(Data records)
○ ○ ○ ○

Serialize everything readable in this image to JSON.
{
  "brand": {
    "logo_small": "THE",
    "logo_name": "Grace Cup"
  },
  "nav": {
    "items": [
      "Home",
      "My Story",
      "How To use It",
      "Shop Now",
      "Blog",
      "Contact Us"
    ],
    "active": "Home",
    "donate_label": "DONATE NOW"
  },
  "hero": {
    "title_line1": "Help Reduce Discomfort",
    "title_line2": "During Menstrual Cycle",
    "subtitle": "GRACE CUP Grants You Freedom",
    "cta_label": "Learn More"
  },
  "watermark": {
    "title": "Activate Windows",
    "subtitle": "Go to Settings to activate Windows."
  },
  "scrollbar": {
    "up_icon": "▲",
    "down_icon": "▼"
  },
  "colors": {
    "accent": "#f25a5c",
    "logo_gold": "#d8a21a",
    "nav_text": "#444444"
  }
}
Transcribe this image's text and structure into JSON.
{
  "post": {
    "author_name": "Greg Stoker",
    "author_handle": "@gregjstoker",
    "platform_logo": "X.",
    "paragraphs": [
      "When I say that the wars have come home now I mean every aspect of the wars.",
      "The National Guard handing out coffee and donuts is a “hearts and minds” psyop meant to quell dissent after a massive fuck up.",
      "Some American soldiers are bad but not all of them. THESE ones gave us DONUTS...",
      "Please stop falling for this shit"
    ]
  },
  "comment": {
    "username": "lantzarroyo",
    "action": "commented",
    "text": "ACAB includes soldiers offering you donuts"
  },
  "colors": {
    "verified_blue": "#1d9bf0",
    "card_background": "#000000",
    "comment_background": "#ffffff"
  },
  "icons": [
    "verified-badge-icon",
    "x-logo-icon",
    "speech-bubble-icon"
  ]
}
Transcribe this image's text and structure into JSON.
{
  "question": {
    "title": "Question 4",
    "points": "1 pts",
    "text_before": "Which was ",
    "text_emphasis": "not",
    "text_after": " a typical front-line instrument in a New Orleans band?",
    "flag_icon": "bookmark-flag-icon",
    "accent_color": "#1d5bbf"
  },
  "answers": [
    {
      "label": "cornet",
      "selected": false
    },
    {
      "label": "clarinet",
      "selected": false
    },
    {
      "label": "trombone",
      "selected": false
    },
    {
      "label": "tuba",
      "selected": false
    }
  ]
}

○ ○ ○ ○

* **Set problem**
Without leaving anything out, give the entries again exactly.

* **Solved problem**
Serialize everything readable in this image to JSON.
{
  "brand": {
    "logo_small": "THE",
    "logo_name": "Grace Cup"
  },
  "nav": {
    "items": [
      "Home",
      "My Story",
      "How To use It",
      "Shop Now",
      "Blog",
      "Contact Us"
    ],
    "active": "Home",
    "donate_label": "DONATE NOW"
  },
  "hero": {
    "title_line1": "Help Reduce Discomfort",
    "title_line2": "During Menstrual Cycle",
    "subtitle": "GRACE CUP Grants You Freedom",
    "cta_label": "Learn More"
  },
  "watermark": {
    "title": "Activate Windows",
    "subtitle": "Go to Settings to activate Windows."
  },
  "scrollbar": {
    "up_icon": "▲",
    "down_icon": "▼"
  },
  "colors": {
    "accent": "#f25a5c",
    "logo_gold": "#d8a21a",
    "nav_text": "#444444"
  }
}
Transcribe this image's text and structure into JSON.
{
  "post": {
    "author_name": "Greg Stoker",
    "author_handle": "@gregjstoker",
    "platform_logo": "X.",
    "paragraphs": [
      "When I say that the wars have come home now I mean every aspect of the wars.",
      "The National Guard handing out coffee and donuts is a “hearts and minds” psyop meant to quell dissent after a massive fuck up.",
      "Some American soldiers are bad but not all of them. THESE ones gave us DONUTS...",
      "Please stop falling for this shit"
    ]
  },
  "comment": {
    "username": "lantzarroyo",
    "action": "commented",
    "text": "ACAB includes soldiers offering you donuts"
  },
  "colors": {
    "verified_blue": "#1d9bf0",
    "card_background": "#000000",
    "comment_background": "#ffffff"
  },
  "icons": [
    "verified-badge-icon",
    "x-logo-icon",
    "speech-bubble-icon"
  ]
}
Transcribe this image's text and structure into JSON.
{
  "question": {
    "title": "Question 4",
    "points": "1 pts",
    "text_before": "Which was ",
    "text_emphasis": "not",
    "text_after": " a typical front-line instrument in a New Orleans band?",
    "flag_icon": "bookmark-flag-icon",
    "accent_color": "#1d5bbf"
  },
  "answers": [
    {
      "label": "cornet",
      "selected": false
    },
    {
      "label": "clarinet",
      "selected": false
    },
    {
      "label": "trombone",
      "selected": false
    },
    {
      "label": "tuba",
      "selected": false
    }
  ]
}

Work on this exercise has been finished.